### What needs to be done
Retype each entry below, keeping every character the same.

### Record extracts
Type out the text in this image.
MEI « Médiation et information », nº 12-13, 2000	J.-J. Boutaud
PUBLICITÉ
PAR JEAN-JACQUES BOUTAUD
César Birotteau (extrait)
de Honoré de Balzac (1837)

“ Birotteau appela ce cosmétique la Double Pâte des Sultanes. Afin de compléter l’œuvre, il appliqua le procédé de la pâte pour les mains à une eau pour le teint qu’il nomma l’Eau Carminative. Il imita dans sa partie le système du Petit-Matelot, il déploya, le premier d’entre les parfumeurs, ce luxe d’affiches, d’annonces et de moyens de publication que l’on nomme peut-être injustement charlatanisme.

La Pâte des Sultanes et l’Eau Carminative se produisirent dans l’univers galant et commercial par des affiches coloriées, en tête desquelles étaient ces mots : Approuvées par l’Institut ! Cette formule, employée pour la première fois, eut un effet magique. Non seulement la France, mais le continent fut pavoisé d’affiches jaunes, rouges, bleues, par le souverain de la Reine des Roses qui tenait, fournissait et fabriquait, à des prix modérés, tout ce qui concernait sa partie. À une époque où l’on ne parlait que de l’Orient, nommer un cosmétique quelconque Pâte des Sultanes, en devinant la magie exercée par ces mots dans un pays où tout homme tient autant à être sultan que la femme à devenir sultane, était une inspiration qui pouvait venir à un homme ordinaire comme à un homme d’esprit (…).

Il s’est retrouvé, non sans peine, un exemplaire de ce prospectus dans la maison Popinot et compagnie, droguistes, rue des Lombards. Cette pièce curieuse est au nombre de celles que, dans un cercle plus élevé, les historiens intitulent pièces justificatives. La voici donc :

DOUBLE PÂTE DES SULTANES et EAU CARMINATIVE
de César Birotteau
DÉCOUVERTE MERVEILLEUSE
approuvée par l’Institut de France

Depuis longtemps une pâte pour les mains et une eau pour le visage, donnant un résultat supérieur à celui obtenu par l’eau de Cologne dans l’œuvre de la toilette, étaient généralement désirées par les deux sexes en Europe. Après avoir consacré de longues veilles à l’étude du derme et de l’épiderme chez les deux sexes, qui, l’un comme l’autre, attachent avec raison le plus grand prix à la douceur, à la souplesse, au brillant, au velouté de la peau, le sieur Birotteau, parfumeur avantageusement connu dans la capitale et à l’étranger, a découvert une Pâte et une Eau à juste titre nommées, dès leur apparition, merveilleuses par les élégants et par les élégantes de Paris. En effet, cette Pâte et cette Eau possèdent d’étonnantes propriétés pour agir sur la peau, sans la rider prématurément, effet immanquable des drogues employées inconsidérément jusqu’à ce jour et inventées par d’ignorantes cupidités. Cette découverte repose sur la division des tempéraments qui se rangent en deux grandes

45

### Task response
Type out the text in this image.
MEI « Médiation et information », nº 12-13, 2000	J.-J. Boutaud
PUBLICITÉ
PAR JEAN-JACQUES BOUTAUD
César Birotteau (extrait)
de Honoré de Balzac (1837)

“ Birotteau appela ce cosmétique la Double Pâte des Sultanes. Afin de compléter l’œuvre, il appliqua le procédé de la pâte pour les mains à une eau pour le teint qu’il nomma l’Eau Carminative. Il imita dans sa partie le système du Petit-Matelot, il déploya, le premier d’entre les parfumeurs, ce luxe d’affiches, d’annonces et de moyens de publication que l’on nomme peut-être injustement charlatanisme.

La Pâte des Sultanes et l’Eau Carminative se produisirent dans l’univers galant et commercial par des affiches coloriées, en tête desquelles étaient ces mots : Approuvées par l’Institut ! Cette formule, employée pour la première fois, eut un effet magique. Non seulement la France, mais le continent fut pavoisé d’affiches jaunes, rouges, bleues, par le souverain de la Reine des Roses qui tenait, fournissait et fabriquait, à des prix modérés, tout ce qui concernait sa partie. À une époque où l’on ne parlait que de l’Orient, nommer un cosmétique quelconque Pâte des Sultanes, en devinant la magie exercée par ces mots dans un pays où tout homme tient autant à être sultan que la femme à devenir sultane, était une inspiration qui pouvait venir à un homme ordinaire comme à un homme d’esprit (…).

Il s’est retrouvé, non sans peine, un exemplaire de ce prospectus dans la maison Popinot et compagnie, droguistes, rue des Lombards. Cette pièce curieuse est au nombre de celles que, dans un cercle plus élevé, les historiens intitulent pièces justificatives. La voici donc :

DOUBLE PÂTE DES SULTANES et EAU CARMINATIVE
de César Birotteau
DÉCOUVERTE MERVEILLEUSE
approuvée par l’Institut de France

Depuis longtemps une pâte pour les mains et une eau pour le visage, donnant un résultat supérieur à celui obtenu par l’eau de Cologne dans l’œuvre de la toilette, étaient généralement désirées par les deux sexes en Europe. Après avoir consacré de longues veilles à l’étude du derme et de l’épiderme chez les deux sexes, qui, l’un comme l’autre, attachent avec raison le plus grand prix à la douceur, à la souplesse, au brillant, au velouté de la peau, le sieur Birotteau, parfumeur avantageusement connu dans la capitale et à l’étranger, a découvert une Pâte et une Eau à juste titre nommées, dès leur apparition, merveilleuses par les élégants et par les élégantes de Paris. En effet, cette Pâte et cette Eau possèdent d’étonnantes propriétés pour agir sur la peau, sans la rider prématurément, effet immanquable des drogues employées inconsidérément jusqu’à ce jour et inventées par d’ignorantes cupidités. Cette découverte repose sur la division des tempéraments qui se rangent en deux grandes

45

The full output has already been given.